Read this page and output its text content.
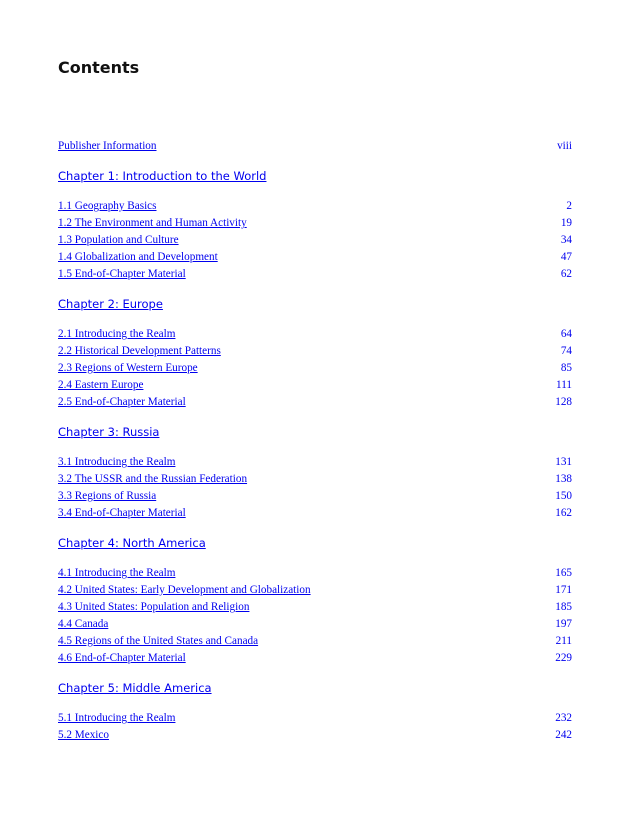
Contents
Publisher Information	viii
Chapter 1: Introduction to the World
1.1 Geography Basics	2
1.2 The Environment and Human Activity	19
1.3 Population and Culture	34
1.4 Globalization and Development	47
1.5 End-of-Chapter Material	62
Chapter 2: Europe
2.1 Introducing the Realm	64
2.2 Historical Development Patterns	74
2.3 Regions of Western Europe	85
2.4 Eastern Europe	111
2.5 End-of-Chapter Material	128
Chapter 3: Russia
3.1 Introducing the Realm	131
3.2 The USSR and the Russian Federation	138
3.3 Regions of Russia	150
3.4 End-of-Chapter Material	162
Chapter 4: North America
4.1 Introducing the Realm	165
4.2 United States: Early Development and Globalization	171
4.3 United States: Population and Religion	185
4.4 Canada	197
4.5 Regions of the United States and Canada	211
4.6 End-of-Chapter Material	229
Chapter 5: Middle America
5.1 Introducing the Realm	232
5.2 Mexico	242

= = =

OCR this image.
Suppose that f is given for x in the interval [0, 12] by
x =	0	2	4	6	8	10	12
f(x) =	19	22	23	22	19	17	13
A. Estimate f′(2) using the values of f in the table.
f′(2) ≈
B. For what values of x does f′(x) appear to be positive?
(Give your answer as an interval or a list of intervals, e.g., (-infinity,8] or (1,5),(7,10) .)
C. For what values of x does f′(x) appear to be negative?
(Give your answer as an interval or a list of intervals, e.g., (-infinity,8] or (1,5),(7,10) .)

= = =

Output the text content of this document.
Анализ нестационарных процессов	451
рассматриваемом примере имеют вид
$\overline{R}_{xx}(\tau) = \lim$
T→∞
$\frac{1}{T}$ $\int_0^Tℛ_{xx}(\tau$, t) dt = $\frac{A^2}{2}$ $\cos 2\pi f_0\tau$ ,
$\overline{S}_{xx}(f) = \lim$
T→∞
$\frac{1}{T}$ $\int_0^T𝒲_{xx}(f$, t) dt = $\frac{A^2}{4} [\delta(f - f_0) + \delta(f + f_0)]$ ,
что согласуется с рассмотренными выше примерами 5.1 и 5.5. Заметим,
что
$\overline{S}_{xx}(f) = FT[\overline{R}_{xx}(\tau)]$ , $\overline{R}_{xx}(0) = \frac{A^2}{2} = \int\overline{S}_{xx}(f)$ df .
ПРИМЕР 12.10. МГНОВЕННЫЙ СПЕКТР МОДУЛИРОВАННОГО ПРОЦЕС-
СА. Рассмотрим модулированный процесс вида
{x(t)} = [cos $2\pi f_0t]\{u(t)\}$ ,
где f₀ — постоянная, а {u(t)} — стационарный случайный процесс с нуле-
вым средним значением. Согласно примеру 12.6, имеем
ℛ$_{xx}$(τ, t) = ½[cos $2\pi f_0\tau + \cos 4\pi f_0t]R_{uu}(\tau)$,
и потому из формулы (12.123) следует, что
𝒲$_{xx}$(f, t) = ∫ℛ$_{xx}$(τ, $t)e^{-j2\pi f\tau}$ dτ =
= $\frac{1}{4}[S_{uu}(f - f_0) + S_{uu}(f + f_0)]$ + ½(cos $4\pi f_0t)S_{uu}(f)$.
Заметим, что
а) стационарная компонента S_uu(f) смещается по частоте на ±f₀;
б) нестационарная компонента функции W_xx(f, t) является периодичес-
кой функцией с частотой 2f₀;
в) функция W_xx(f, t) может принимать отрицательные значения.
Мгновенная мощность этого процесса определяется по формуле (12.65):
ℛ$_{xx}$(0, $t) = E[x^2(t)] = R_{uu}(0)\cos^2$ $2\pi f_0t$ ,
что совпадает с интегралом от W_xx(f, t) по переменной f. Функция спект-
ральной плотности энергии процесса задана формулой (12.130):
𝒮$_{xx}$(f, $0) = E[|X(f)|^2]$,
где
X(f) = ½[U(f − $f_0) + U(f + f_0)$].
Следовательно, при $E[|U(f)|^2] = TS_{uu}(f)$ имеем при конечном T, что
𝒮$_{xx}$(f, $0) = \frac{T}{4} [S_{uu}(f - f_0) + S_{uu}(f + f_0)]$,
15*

= = =

> [Problem details] Select every line above that contains the word "Realm", and copy it.

> [Exercise solution]
2.1 Introducing the Realm	64
3.1 Introducing the Realm	131
4.1 Introducing the Realm	165
5.1 Introducing the Realm	232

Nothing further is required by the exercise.